## STORED ROWS

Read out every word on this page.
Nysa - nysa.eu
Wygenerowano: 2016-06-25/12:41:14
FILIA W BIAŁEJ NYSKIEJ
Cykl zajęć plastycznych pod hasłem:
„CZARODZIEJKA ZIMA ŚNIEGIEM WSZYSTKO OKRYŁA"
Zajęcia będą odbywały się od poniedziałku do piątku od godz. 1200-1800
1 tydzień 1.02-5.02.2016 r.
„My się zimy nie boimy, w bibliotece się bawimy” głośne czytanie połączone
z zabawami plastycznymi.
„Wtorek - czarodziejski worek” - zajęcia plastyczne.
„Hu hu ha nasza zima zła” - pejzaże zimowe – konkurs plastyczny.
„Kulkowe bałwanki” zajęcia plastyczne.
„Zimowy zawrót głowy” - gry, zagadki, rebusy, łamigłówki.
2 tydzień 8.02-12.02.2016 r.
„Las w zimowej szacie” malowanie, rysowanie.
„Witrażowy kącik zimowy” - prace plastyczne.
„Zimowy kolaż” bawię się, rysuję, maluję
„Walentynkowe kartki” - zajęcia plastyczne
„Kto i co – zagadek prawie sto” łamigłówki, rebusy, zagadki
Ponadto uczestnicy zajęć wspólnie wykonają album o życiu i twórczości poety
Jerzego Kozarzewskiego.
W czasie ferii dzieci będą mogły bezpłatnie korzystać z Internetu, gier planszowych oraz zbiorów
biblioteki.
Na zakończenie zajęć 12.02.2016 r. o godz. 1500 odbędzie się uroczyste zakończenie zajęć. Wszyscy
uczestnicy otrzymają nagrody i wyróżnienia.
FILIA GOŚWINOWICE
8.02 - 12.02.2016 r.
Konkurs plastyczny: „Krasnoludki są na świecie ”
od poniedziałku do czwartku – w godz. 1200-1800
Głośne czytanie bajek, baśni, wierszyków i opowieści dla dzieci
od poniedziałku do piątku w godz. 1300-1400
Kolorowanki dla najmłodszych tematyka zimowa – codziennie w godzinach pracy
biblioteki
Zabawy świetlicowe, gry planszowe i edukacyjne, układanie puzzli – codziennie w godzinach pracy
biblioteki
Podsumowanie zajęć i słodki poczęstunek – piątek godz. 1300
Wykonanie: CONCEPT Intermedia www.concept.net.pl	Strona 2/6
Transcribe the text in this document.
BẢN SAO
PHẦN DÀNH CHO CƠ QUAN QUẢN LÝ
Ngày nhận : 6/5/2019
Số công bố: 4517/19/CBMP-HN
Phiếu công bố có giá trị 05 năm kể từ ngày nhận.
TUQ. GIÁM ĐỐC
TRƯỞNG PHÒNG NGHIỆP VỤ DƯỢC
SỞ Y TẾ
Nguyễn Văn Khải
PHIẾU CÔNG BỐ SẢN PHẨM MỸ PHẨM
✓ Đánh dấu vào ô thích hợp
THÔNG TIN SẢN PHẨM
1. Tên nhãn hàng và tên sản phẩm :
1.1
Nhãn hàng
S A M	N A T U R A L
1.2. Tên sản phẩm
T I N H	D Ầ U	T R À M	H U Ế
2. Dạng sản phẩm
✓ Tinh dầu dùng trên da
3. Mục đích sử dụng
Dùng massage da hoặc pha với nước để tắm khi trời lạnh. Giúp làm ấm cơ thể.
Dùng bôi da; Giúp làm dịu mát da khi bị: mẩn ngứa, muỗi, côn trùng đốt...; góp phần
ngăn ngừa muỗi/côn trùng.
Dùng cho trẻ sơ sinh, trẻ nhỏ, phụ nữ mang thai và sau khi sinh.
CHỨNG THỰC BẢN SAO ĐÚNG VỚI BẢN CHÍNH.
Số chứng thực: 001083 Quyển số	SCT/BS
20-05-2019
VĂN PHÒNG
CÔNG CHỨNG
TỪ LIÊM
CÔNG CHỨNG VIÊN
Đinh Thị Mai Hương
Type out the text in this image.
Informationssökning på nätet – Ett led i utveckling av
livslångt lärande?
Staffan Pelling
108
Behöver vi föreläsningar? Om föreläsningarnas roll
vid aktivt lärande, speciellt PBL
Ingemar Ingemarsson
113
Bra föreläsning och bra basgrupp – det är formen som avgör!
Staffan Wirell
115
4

## WHAT IS NEEDED
Exactly how many lines in the data above contain the word "poniedziałku"? Respond with the number and nothing more.

## IN RESPONSE
3